■ **DOCUMENT SEGMENT**:
Mississippi Mud

By Phil



Kinosternon subrubrum hippocrepis


Up to  3 4


In the wild, they consume snails, insects, craw dads, and other aquatic organisms.


Air Temperature:  75 - 83

Basking Temperature:  Mid 80's to low 90's

Water Temperature:  Mid to High 70's


Found in shallow stagnant waters such as swamps, ditches, and bayous. Rooted aquatic vegetation is preferred. Often found on land in moist habitats.


Lower Mississippi river valley north to western Kentucky. West to central Texas.




As with all mud turtles, Mississippi Muds require ample access to haul out. They are frequent baskers, and will utilize an extensive land area if provided. Tank decorations such as rocks and aquatic plants are appreciated as these turtles like to prowl and explore their environment.


A 20L aquaria is adequate for one individual. Tank size needs to be larger if they are to be kept in a group, or with other turtles. Larger river pebbles is a good substrate, as it gives them a sense of security, and allows them to poke and prod around in their wanderings. A good basking lamp is essential to their upkeep. Though more forgiving in regards to water quality than some other turtles, strong filtration is advised, as these turtles are somewhat messy in regards to their feeding habits.

■ **EXTRACTED ENTRIES**:
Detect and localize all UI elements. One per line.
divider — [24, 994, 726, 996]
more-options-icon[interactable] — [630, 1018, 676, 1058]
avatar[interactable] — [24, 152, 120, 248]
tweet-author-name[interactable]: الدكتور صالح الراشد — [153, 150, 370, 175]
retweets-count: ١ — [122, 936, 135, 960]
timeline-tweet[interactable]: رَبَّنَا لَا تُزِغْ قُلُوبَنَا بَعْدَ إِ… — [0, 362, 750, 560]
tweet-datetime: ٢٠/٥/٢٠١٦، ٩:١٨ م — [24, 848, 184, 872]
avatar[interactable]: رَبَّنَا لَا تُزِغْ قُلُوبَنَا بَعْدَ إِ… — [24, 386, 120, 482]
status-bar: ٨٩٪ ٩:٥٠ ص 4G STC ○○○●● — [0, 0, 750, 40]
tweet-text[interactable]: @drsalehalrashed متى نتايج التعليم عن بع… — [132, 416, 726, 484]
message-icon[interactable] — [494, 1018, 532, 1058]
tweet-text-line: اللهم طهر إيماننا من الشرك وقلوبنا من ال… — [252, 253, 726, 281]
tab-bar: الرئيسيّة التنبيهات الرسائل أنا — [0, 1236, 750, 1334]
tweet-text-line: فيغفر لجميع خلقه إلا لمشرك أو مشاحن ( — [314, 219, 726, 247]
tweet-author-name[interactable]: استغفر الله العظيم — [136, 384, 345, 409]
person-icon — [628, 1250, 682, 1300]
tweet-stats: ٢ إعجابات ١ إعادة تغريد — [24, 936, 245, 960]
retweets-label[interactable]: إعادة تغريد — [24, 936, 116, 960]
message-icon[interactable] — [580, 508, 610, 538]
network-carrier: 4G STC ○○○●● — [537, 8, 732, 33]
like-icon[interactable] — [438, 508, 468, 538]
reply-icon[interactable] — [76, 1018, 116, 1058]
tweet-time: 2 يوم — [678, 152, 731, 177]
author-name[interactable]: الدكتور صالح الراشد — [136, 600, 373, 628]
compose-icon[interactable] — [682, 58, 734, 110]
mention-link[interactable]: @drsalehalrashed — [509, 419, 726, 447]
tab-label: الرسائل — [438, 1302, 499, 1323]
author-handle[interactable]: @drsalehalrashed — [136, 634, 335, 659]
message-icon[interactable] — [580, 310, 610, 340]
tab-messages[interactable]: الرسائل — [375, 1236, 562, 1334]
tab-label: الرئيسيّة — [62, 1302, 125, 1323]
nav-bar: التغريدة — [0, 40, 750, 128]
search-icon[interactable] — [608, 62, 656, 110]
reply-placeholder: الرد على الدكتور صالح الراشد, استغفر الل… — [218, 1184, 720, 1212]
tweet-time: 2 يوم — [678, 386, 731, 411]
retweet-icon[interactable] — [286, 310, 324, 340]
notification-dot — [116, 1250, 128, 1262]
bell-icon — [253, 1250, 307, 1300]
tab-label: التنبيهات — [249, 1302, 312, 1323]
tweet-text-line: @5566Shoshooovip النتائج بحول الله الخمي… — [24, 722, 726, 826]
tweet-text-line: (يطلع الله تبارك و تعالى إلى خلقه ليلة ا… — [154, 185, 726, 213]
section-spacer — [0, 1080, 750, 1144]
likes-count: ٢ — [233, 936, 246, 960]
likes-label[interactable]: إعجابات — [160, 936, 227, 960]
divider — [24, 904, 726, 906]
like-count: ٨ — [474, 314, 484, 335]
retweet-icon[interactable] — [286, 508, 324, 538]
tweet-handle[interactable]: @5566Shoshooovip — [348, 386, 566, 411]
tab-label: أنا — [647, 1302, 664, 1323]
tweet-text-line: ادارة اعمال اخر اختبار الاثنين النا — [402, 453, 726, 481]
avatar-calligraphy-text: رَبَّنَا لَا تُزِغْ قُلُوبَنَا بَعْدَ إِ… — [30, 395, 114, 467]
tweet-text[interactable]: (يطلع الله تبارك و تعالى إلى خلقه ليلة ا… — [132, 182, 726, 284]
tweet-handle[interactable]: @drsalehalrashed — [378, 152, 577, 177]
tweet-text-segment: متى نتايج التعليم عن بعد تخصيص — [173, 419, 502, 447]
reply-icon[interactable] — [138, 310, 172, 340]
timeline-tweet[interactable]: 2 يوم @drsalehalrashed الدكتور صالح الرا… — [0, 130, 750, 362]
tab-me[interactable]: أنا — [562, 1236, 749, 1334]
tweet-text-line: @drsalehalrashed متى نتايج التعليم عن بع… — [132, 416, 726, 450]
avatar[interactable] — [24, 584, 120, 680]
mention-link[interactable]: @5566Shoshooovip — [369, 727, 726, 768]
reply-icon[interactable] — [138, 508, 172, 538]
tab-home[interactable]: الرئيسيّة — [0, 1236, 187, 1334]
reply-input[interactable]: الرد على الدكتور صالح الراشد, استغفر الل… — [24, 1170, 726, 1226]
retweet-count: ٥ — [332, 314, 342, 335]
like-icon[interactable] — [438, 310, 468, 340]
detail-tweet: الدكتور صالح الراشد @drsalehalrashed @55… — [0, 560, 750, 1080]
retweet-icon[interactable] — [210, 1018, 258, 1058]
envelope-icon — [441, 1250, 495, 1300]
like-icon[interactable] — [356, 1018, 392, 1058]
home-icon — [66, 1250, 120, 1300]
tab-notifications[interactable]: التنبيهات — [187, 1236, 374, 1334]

■ **REQUIRED ACTION**: Write out the part of the Mississippi mud turtle care sheet starting at "Air Temperature:  75" and ending at "to central Texas.".

■ **WORKED SOLUTION**:
Air Temperature:  75 - 83

Basking Temperature:  Mid 80's to low 90's

Water Temperature:  Mid to High 70's


Found in shallow stagnant waters such as swamps, ditches, and bayous. Rooted aquatic vegetation is preferred. Often found on land in moist habitats.


Lower Mississippi river valley north to western Kentucky. West to central Texas.